* The data *
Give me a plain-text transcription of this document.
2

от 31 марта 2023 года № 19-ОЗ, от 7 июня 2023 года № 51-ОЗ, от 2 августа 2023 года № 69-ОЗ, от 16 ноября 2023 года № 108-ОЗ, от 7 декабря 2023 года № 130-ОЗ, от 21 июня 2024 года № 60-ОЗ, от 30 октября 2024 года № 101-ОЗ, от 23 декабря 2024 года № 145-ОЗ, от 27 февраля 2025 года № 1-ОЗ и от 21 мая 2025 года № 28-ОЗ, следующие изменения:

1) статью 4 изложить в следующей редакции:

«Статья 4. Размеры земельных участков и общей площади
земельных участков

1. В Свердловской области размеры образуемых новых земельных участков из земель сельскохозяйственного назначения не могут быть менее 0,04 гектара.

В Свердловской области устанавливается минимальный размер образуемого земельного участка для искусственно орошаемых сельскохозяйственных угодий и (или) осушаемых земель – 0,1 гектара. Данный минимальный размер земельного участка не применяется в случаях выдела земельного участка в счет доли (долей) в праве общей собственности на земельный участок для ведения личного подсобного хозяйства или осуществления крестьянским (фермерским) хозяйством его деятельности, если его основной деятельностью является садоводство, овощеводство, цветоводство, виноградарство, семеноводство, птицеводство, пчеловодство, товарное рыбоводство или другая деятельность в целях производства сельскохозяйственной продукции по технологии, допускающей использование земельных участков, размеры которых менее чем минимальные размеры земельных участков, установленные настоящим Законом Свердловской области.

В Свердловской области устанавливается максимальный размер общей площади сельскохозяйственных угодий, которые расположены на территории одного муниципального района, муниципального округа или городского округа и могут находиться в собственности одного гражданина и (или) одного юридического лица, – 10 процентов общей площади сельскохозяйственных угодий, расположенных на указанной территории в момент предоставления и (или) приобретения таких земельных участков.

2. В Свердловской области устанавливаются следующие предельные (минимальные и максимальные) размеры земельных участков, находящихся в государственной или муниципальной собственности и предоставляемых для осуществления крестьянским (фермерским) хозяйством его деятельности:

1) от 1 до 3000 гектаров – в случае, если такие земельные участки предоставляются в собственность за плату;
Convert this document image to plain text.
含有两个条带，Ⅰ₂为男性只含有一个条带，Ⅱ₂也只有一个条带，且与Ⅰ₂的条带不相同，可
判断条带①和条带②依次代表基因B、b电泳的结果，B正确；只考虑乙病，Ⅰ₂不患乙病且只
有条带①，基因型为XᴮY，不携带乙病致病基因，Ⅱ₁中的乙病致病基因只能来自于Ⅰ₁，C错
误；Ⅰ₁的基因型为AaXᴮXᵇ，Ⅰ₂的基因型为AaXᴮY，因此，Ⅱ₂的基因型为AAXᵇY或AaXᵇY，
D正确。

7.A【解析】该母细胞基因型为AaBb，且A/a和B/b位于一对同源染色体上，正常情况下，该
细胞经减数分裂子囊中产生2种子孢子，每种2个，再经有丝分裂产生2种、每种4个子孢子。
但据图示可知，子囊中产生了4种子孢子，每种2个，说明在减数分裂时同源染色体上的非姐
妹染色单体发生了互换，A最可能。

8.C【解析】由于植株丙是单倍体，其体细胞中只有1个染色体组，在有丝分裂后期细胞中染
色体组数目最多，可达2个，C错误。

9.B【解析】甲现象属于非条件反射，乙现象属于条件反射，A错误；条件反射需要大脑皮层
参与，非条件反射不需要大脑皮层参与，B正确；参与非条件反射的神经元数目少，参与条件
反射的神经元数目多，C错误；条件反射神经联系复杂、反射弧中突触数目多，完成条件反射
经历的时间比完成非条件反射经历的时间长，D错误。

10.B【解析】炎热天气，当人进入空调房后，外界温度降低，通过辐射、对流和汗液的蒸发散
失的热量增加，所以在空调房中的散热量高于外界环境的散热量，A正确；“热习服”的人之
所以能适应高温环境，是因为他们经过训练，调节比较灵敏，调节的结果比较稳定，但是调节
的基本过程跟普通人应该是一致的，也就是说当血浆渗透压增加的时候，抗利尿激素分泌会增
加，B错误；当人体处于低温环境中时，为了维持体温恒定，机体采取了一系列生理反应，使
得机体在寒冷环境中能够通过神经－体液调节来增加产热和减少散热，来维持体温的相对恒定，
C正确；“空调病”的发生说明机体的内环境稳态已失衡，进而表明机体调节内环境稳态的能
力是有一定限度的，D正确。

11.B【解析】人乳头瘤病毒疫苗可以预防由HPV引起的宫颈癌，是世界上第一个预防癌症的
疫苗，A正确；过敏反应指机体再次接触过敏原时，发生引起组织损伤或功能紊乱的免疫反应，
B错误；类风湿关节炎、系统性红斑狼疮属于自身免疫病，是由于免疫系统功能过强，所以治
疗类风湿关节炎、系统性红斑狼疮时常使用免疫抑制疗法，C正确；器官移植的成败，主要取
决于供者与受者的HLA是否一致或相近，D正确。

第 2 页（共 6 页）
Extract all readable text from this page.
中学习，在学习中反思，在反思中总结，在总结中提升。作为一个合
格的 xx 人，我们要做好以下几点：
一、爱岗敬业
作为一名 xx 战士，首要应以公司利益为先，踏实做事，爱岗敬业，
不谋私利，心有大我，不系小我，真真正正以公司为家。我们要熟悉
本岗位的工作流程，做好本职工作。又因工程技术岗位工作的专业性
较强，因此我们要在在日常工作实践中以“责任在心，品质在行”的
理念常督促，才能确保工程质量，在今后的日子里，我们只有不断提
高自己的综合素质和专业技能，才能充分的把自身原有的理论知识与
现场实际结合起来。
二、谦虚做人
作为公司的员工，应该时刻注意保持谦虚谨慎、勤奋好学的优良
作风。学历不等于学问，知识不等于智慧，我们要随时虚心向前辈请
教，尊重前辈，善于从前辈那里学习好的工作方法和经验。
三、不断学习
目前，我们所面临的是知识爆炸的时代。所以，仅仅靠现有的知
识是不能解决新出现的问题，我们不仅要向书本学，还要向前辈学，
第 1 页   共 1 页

* What needs to be done *
Extract the listing in its entirety and repeat it exactly.

* Final result *
Give me a plain-text transcription of this document.
2

от 31 марта 2023 года № 19-ОЗ, от 7 июня 2023 года № 51-ОЗ, от 2 августа 2023 года № 69-ОЗ, от 16 ноября 2023 года № 108-ОЗ, от 7 декабря 2023 года № 130-ОЗ, от 21 июня 2024 года № 60-ОЗ, от 30 октября 2024 года № 101-ОЗ, от 23 декабря 2024 года № 145-ОЗ, от 27 февраля 2025 года № 1-ОЗ и от 21 мая 2025 года № 28-ОЗ, следующие изменения:

1) статью 4 изложить в следующей редакции:

«Статья 4. Размеры земельных участков и общей площади
земельных участков

1. В Свердловской области размеры образуемых новых земельных участков из земель сельскохозяйственного назначения не могут быть менее 0,04 гектара.

В Свердловской области устанавливается минимальный размер образуемого земельного участка для искусственно орошаемых сельскохозяйственных угодий и (или) осушаемых земель – 0,1 гектара. Данный минимальный размер земельного участка не применяется в случаях выдела земельного участка в счет доли (долей) в праве общей собственности на земельный участок для ведения личного подсобного хозяйства или осуществления крестьянским (фермерским) хозяйством его деятельности, если его основной деятельностью является садоводство, овощеводство, цветоводство, виноградарство, семеноводство, птицеводство, пчеловодство, товарное рыбоводство или другая деятельность в целях производства сельскохозяйственной продукции по технологии, допускающей использование земельных участков, размеры которых менее чем минимальные размеры земельных участков, установленные настоящим Законом Свердловской области.

В Свердловской области устанавливается максимальный размер общей площади сельскохозяйственных угодий, которые расположены на территории одного муниципального района, муниципального округа или городского округа и могут находиться в собственности одного гражданина и (или) одного юридического лица, – 10 процентов общей площади сельскохозяйственных угодий, расположенных на указанной территории в момент предоставления и (или) приобретения таких земельных участков.

2. В Свердловской области устанавливаются следующие предельные (минимальные и максимальные) размеры земельных участков, находящихся в государственной или муниципальной собственности и предоставляемых для осуществления крестьянским (фермерским) хозяйством его деятельности:

1) от 1 до 3000 гектаров – в случае, если такие земельные участки предоставляются в собственность за плату;
Convert this document image to plain text.
含有两个条带，Ⅰ₂为男性只含有一个条带，Ⅱ₂也只有一个条带，且与Ⅰ₂的条带不相同，可
判断条带①和条带②依次代表基因B、b电泳的结果，B正确；只考虑乙病，Ⅰ₂不患乙病且只
有条带①，基因型为XᴮY，不携带乙病致病基因，Ⅱ₁中的乙病致病基因只能来自于Ⅰ₁，C错
误；Ⅰ₁的基因型为AaXᴮXᵇ，Ⅰ₂的基因型为AaXᴮY，因此，Ⅱ₂的基因型为AAXᵇY或AaXᵇY，
D正确。

7.A【解析】该母细胞基因型为AaBb，且A/a和B/b位于一对同源染色体上，正常情况下，该
细胞经减数分裂子囊中产生2种子孢子，每种2个，再经有丝分裂产生2种、每种4个子孢子。
但据图示可知，子囊中产生了4种子孢子，每种2个，说明在减数分裂时同源染色体上的非姐
妹染色单体发生了互换，A最可能。

8.C【解析】由于植株丙是单倍体，其体细胞中只有1个染色体组，在有丝分裂后期细胞中染
色体组数目最多，可达2个，C错误。

9.B【解析】甲现象属于非条件反射，乙现象属于条件反射，A错误；条件反射需要大脑皮层
参与，非条件反射不需要大脑皮层参与，B正确；参与非条件反射的神经元数目少，参与条件
反射的神经元数目多，C错误；条件反射神经联系复杂、反射弧中突触数目多，完成条件反射
经历的时间比完成非条件反射经历的时间长，D错误。

10.B【解析】炎热天气，当人进入空调房后，外界温度降低，通过辐射、对流和汗液的蒸发散
失的热量增加，所以在空调房中的散热量高于外界环境的散热量，A正确；“热习服”的人之
所以能适应高温环境，是因为他们经过训练，调节比较灵敏，调节的结果比较稳定，但是调节
的基本过程跟普通人应该是一致的，也就是说当血浆渗透压增加的时候，抗利尿激素分泌会增
加，B错误；当人体处于低温环境中时，为了维持体温恒定，机体采取了一系列生理反应，使
得机体在寒冷环境中能够通过神经－体液调节来增加产热和减少散热，来维持体温的相对恒定，
C正确；“空调病”的发生说明机体的内环境稳态已失衡，进而表明机体调节内环境稳态的能
力是有一定限度的，D正确。

11.B【解析】人乳头瘤病毒疫苗可以预防由HPV引起的宫颈癌，是世界上第一个预防癌症的
疫苗，A正确；过敏反应指机体再次接触过敏原时，发生引起组织损伤或功能紊乱的免疫反应，
B错误；类风湿关节炎、系统性红斑狼疮属于自身免疫病，是由于免疫系统功能过强，所以治
疗类风湿关节炎、系统性红斑狼疮时常使用免疫抑制疗法，C正确；器官移植的成败，主要取
决于供者与受者的HLA是否一致或相近，D正确。

第 2 页（共 6 页）
Extract all readable text from this page.
中学习，在学习中反思，在反思中总结，在总结中提升。作为一个合
格的 xx 人，我们要做好以下几点：
一、爱岗敬业
作为一名 xx 战士，首要应以公司利益为先，踏实做事，爱岗敬业，
不谋私利，心有大我，不系小我，真真正正以公司为家。我们要熟悉
本岗位的工作流程，做好本职工作。又因工程技术岗位工作的专业性
较强，因此我们要在在日常工作实践中以“责任在心，品质在行”的
理念常督促，才能确保工程质量，在今后的日子里，我们只有不断提
高自己的综合素质和专业技能，才能充分的把自身原有的理论知识与
现场实际结合起来。
二、谦虚做人
作为公司的员工，应该时刻注意保持谦虚谨慎、勤奋好学的优良
作风。学历不等于学问，知识不等于智慧，我们要随时虚心向前辈请
教，尊重前辈，善于从前辈那里学习好的工作方法和经验。
三、不断学习
目前，我们所面临的是知识爆炸的时代。所以，仅仅靠现有的知
识是不能解决新出现的问题，我们不仅要向书本学，还要向前辈学，
第 1 页   共 1 页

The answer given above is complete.